=== Dataset records ===
begin

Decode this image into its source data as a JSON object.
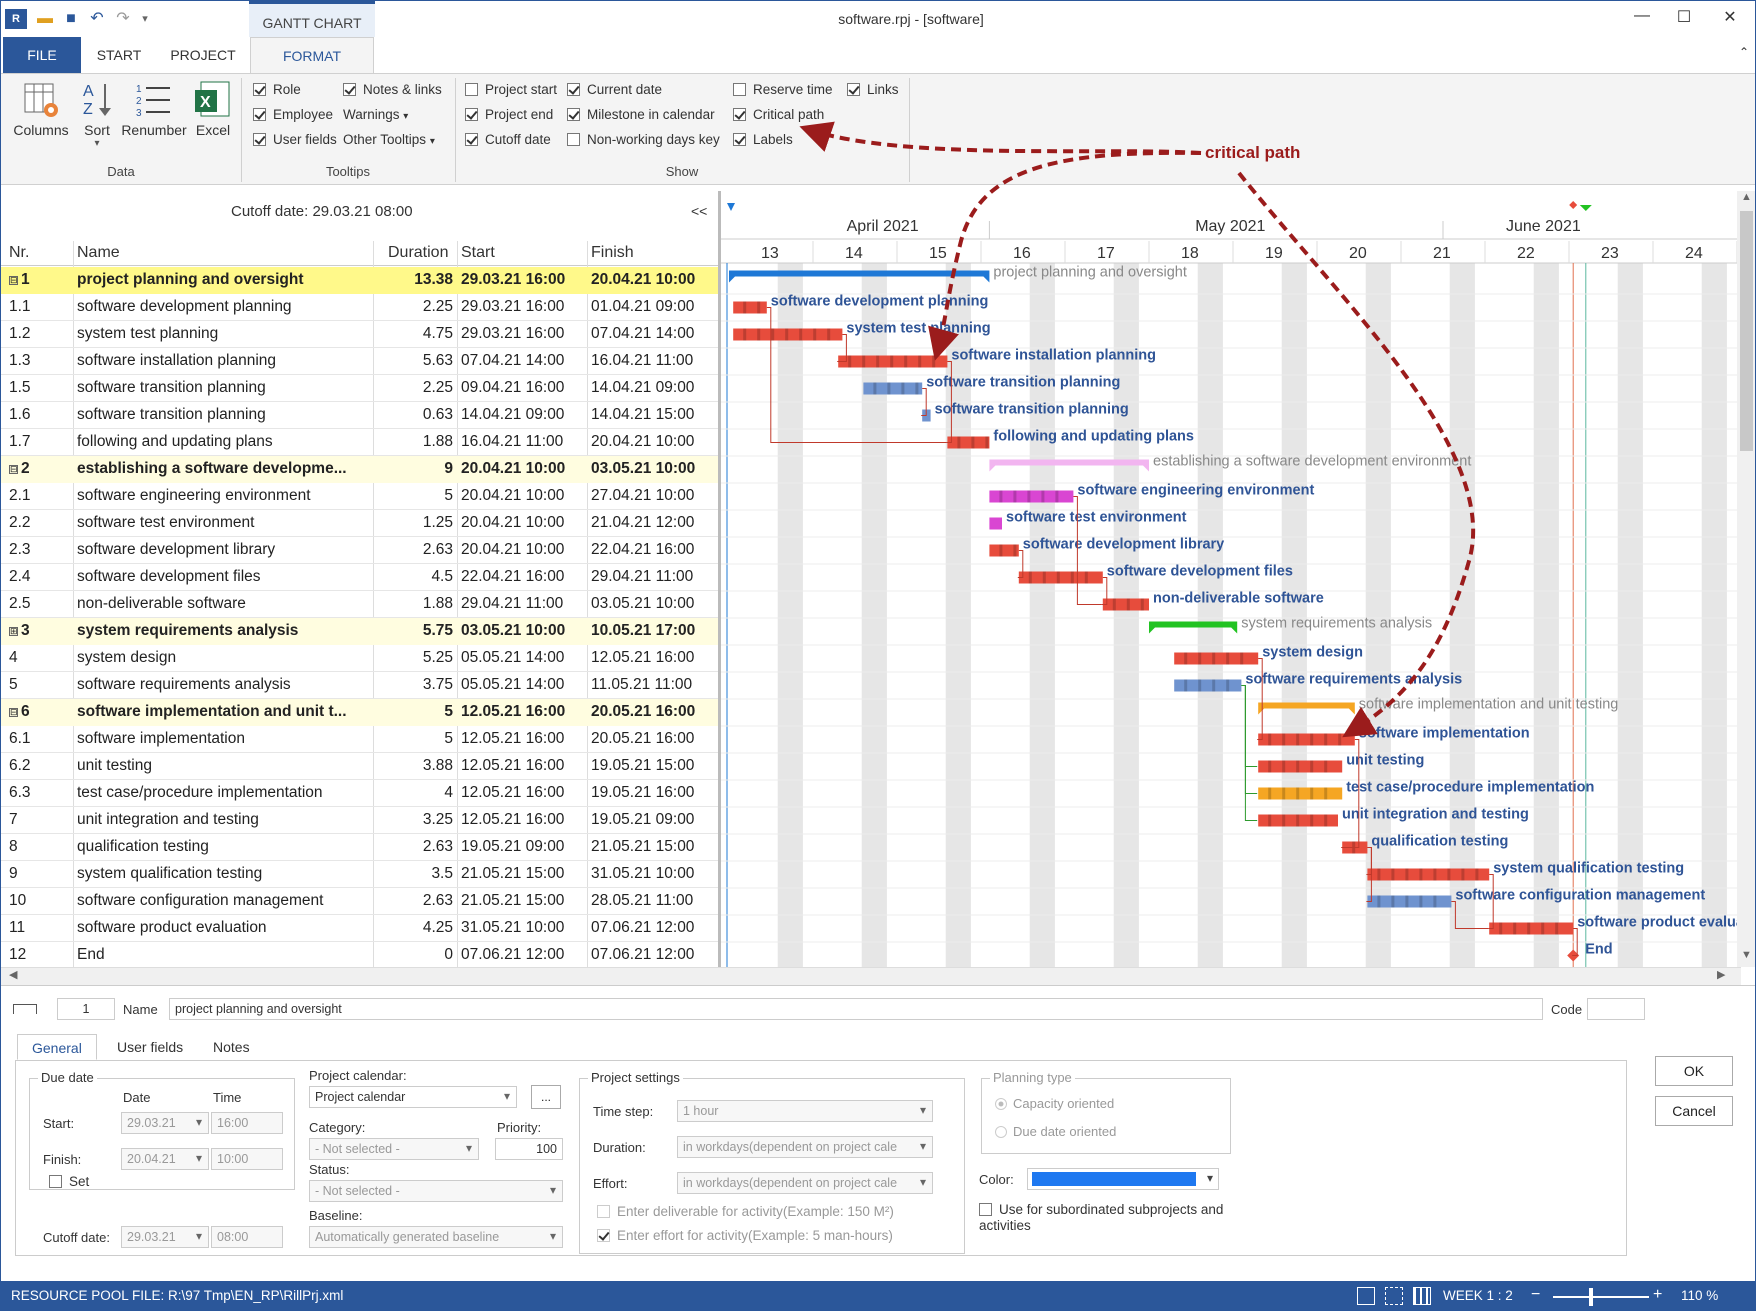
{
  "window": {
    "title": "software.rpj - [software]",
    "context_tab": "GANTT CHART"
  },
  "tabs": [
    "FILE",
    "START",
    "PROJECT",
    "FORMAT"
  ],
  "ribbon": {
    "data_group": {
      "label": "Data",
      "buttons": [
        "Columns",
        "Sort",
        "Renumber",
        "Excel"
      ]
    },
    "tooltips_group": {
      "label": "Tooltips",
      "items": [
        {
          "label": "Role",
          "checked": true
        },
        {
          "label": "Employee",
          "checked": true
        },
        {
          "label": "User fields",
          "checked": true
        },
        {
          "label": "Notes & links",
          "checked": true
        },
        {
          "label": "Warnings",
          "dropdown": true
        },
        {
          "label": "Other Tooltips",
          "dropdown": true
        }
      ]
    },
    "show_group": {
      "label": "Show",
      "items": [
        {
          "label": "Project start",
          "checked": false
        },
        {
          "label": "Project end",
          "checked": true
        },
        {
          "label": "Cutoff date",
          "checked": true
        },
        {
          "label": "Current date",
          "checked": true
        },
        {
          "label": "Milestone in calendar",
          "checked": true
        },
        {
          "label": "Non-working days key",
          "checked": false
        },
        {
          "label": "Reserve time",
          "checked": false
        },
        {
          "label": "Critical path",
          "checked": true
        },
        {
          "label": "Labels",
          "checked": true
        },
        {
          "label": "Links",
          "checked": true
        }
      ]
    }
  },
  "annotation": "critical path",
  "cutoff_label": "Cutoff date: 29.03.21 08:00",
  "collapse_btn": "<<",
  "grid": {
    "headers": [
      "Nr.",
      "Name",
      "Duration",
      "Start",
      "Finish"
    ],
    "rows": [
      {
        "nr": "1",
        "name": "project planning and oversight",
        "dur": "13.38",
        "start": "29.03.21 16:00",
        "finish": "20.04.21 10:00",
        "summary": true,
        "toggle": "⊟"
      },
      {
        "nr": "1.1",
        "name": "software development planning",
        "dur": "2.25",
        "start": "29.03.21 16:00",
        "finish": "01.04.21 09:00"
      },
      {
        "nr": "1.2",
        "name": "system test planning",
        "dur": "4.75",
        "start": "29.03.21 16:00",
        "finish": "07.04.21 14:00"
      },
      {
        "nr": "1.3",
        "name": "software installation planning",
        "dur": "5.63",
        "start": "07.04.21 14:00",
        "finish": "16.04.21 11:00"
      },
      {
        "nr": "1.5",
        "name": "software transition planning",
        "dur": "2.25",
        "start": "09.04.21 16:00",
        "finish": "14.04.21 09:00"
      },
      {
        "nr": "1.6",
        "name": "software transition planning",
        "dur": "0.63",
        "start": "14.04.21 09:00",
        "finish": "14.04.21 15:00"
      },
      {
        "nr": "1.7",
        "name": "following and updating plans",
        "dur": "1.88",
        "start": "16.04.21 11:00",
        "finish": "20.04.21 10:00"
      },
      {
        "nr": "2",
        "name": "establishing a software developme...",
        "dur": "9",
        "start": "20.04.21 10:00",
        "finish": "03.05.21 10:00",
        "summary": true,
        "toggle": "⊟"
      },
      {
        "nr": "2.1",
        "name": "software engineering environment",
        "dur": "5",
        "start": "20.04.21 10:00",
        "finish": "27.04.21 10:00"
      },
      {
        "nr": "2.2",
        "name": "software test environment",
        "dur": "1.25",
        "start": "20.04.21 10:00",
        "finish": "21.04.21 12:00"
      },
      {
        "nr": "2.3",
        "name": "software development library",
        "dur": "2.63",
        "start": "20.04.21 10:00",
        "finish": "22.04.21 16:00"
      },
      {
        "nr": "2.4",
        "name": "software development files",
        "dur": "4.5",
        "start": "22.04.21 16:00",
        "finish": "29.04.21 11:00"
      },
      {
        "nr": "2.5",
        "name": "non-deliverable software",
        "dur": "1.88",
        "start": "29.04.21 11:00",
        "finish": "03.05.21 10:00"
      },
      {
        "nr": "3",
        "name": "system requirements analysis",
        "dur": "5.75",
        "start": "03.05.21 10:00",
        "finish": "10.05.21 17:00",
        "summary": true,
        "toggle": "⊞"
      },
      {
        "nr": "4",
        "name": "system design",
        "dur": "5.25",
        "start": "05.05.21 14:00",
        "finish": "12.05.21 16:00"
      },
      {
        "nr": "5",
        "name": "software requirements analysis",
        "dur": "3.75",
        "start": "05.05.21 14:00",
        "finish": "11.05.21 11:00"
      },
      {
        "nr": "6",
        "name": "software implementation and unit t...",
        "dur": "5",
        "start": "12.05.21 16:00",
        "finish": "20.05.21 16:00",
        "summary": true,
        "toggle": "⊟"
      },
      {
        "nr": "6.1",
        "name": "software implementation",
        "dur": "5",
        "start": "12.05.21 16:00",
        "finish": "20.05.21 16:00"
      },
      {
        "nr": "6.2",
        "name": "unit testing",
        "dur": "3.88",
        "start": "12.05.21 16:00",
        "finish": "19.05.21 15:00"
      },
      {
        "nr": "6.3",
        "name": "test case/procedure implementation",
        "dur": "4",
        "start": "12.05.21 16:00",
        "finish": "19.05.21 16:00"
      },
      {
        "nr": "7",
        "name": "unit integration and testing",
        "dur": "3.25",
        "start": "12.05.21 16:00",
        "finish": "19.05.21 09:00"
      },
      {
        "nr": "8",
        "name": "qualification testing",
        "dur": "2.63",
        "start": "19.05.21 09:00",
        "finish": "21.05.21 15:00"
      },
      {
        "nr": "9",
        "name": "system qualification testing",
        "dur": "3.5",
        "start": "21.05.21 15:00",
        "finish": "31.05.21 10:00"
      },
      {
        "nr": "10",
        "name": "software configuration management",
        "dur": "2.63",
        "start": "21.05.21 15:00",
        "finish": "28.05.21 11:00"
      },
      {
        "nr": "11",
        "name": "software product evaluation",
        "dur": "4.25",
        "start": "31.05.21 10:00",
        "finish": "07.06.21 12:00"
      },
      {
        "nr": "12",
        "name": "End",
        "dur": "0",
        "start": "07.06.21 12:00",
        "finish": "07.06.21 12:00"
      }
    ]
  },
  "gantt": {
    "months": [
      "April 2021",
      "May 2021",
      "June 2021"
    ],
    "weeks": [
      "13",
      "14",
      "15",
      "16",
      "17",
      "18",
      "19",
      "20",
      "21",
      "22",
      "23",
      "24"
    ],
    "tasks": [
      {
        "label": "project planning and oversight",
        "s": 0.0,
        "e": 3.1,
        "kind": "summary",
        "color": "#1e78d6",
        "label_color": "#888"
      },
      {
        "label": "software development planning",
        "s": 0.05,
        "e": 0.45,
        "kind": "bar",
        "color": "#e74c3c"
      },
      {
        "label": "system test planning",
        "s": 0.05,
        "e": 1.35,
        "kind": "bar",
        "color": "#e74c3c"
      },
      {
        "label": "software installation planning",
        "s": 1.3,
        "e": 2.6,
        "kind": "bar",
        "color": "#e74c3c"
      },
      {
        "label": "software transition planning",
        "s": 1.6,
        "e": 2.3,
        "kind": "bar",
        "color": "#6f93cf"
      },
      {
        "label": "software transition planning",
        "s": 2.3,
        "e": 2.4,
        "kind": "bar",
        "color": "#6f93cf"
      },
      {
        "label": "following and updating plans",
        "s": 2.6,
        "e": 3.1,
        "kind": "bar",
        "color": "#e74c3c"
      },
      {
        "label": "establishing a software development environment",
        "s": 3.1,
        "e": 5.0,
        "kind": "summary",
        "color": "#f2b5f0",
        "label_color": "#888"
      },
      {
        "label": "software engineering environment",
        "s": 3.1,
        "e": 4.1,
        "kind": "bar",
        "color": "#d946d2"
      },
      {
        "label": "software test environment",
        "s": 3.1,
        "e": 3.25,
        "kind": "bar",
        "color": "#d946d2"
      },
      {
        "label": "software development library",
        "s": 3.1,
        "e": 3.45,
        "kind": "bar",
        "color": "#e74c3c"
      },
      {
        "label": "software development files",
        "s": 3.45,
        "e": 4.45,
        "kind": "bar",
        "color": "#e74c3c"
      },
      {
        "label": "non-deliverable software",
        "s": 4.45,
        "e": 5.0,
        "kind": "bar",
        "color": "#e74c3c"
      },
      {
        "label": "system requirements analysis",
        "s": 5.0,
        "e": 6.05,
        "kind": "summary",
        "color": "#22c322",
        "label_color": "#888"
      },
      {
        "label": "system design",
        "s": 5.3,
        "e": 6.3,
        "kind": "bar",
        "color": "#e74c3c"
      },
      {
        "label": "software requirements analysis",
        "s": 5.3,
        "e": 6.1,
        "kind": "bar",
        "color": "#6f93cf"
      },
      {
        "label": "software implementation and unit testing",
        "s": 6.3,
        "e": 7.45,
        "kind": "summary",
        "color": "#f5a623",
        "label_color": "#888"
      },
      {
        "label": "software implementation",
        "s": 6.3,
        "e": 7.45,
        "kind": "bar",
        "color": "#e74c3c"
      },
      {
        "label": "unit testing",
        "s": 6.3,
        "e": 7.3,
        "kind": "bar",
        "color": "#e74c3c"
      },
      {
        "label": "test case/procedure implementation",
        "s": 6.3,
        "e": 7.3,
        "kind": "bar",
        "color": "#f5a623"
      },
      {
        "label": "unit integration and testing",
        "s": 6.3,
        "e": 7.25,
        "kind": "bar",
        "color": "#e74c3c"
      },
      {
        "label": "qualification testing",
        "s": 7.3,
        "e": 7.6,
        "kind": "bar",
        "color": "#e74c3c"
      },
      {
        "label": "system qualification testing",
        "s": 7.6,
        "e": 9.05,
        "kind": "bar",
        "color": "#e74c3c"
      },
      {
        "label": "software configuration management",
        "s": 7.6,
        "e": 8.6,
        "kind": "bar",
        "color": "#6f93cf"
      },
      {
        "label": "software product evaluation",
        "s": 9.05,
        "e": 10.05,
        "kind": "bar",
        "color": "#e74c3c"
      },
      {
        "label": "End",
        "s": 10.05,
        "e": 10.05,
        "kind": "milestone",
        "color": "#e74c3c"
      }
    ]
  },
  "detail": {
    "id": "1",
    "name_label": "Name",
    "name": "project planning and oversight",
    "code_label": "Code",
    "tabs": [
      "General",
      "User fields",
      "Notes"
    ],
    "due_date": {
      "title": "Due date",
      "date_h": "Date",
      "time_h": "Time",
      "start_l": "Start:",
      "start_d": "29.03.21",
      "start_t": "16:00",
      "finish_l": "Finish:",
      "finish_d": "20.04.21",
      "finish_t": "10:00",
      "set": "Set"
    },
    "cutoff_l": "Cutoff date:",
    "cutoff_d": "29.03.21",
    "cutoff_t": "08:00",
    "project_calendar_l": "Project calendar:",
    "project_calendar": "Project calendar",
    "calendar_btn": "...",
    "category_l": "Category:",
    "category": "- Not selected -",
    "priority_l": "Priority:",
    "priority": "100",
    "status_l": "Status:",
    "status": "- Not selected -",
    "baseline_l": "Baseline:",
    "baseline": "Automatically generated baseline",
    "settings": {
      "title": "Project settings",
      "time_step_l": "Time step:",
      "time_step": "1 hour",
      "duration_l": "Duration:",
      "duration": "in workdays(dependent on project cale",
      "effort_l": "Effort:",
      "effort": "in workdays(dependent on project cale",
      "deliverable": "Enter deliverable for activity(Example: 150 M²)",
      "effort_cb": "Enter effort for activity(Example: 5 man-hours)"
    },
    "planning": {
      "title": "Planning type",
      "capacity": "Capacity oriented",
      "due": "Due date oriented"
    },
    "color_l": "Color:",
    "color": "#1e78f0",
    "subordinated": "Use for subordinated subprojects and activities",
    "ok": "OK",
    "cancel": "Cancel"
  },
  "status": {
    "resource": "RESOURCE POOL FILE: R:\\97 Tmp\\EN_RP\\RillPrj.xml",
    "week": "WEEK 1 : 2",
    "minus": "−",
    "plus": "+",
    "zoom": "110 %"
  }
}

end

=== Given task ===
Note each line of the entries that has "establishing" in it, and copy those lines.

=== The answer ===
        "name": "establishing a software developme...",
        "label": "establishing a software development environment",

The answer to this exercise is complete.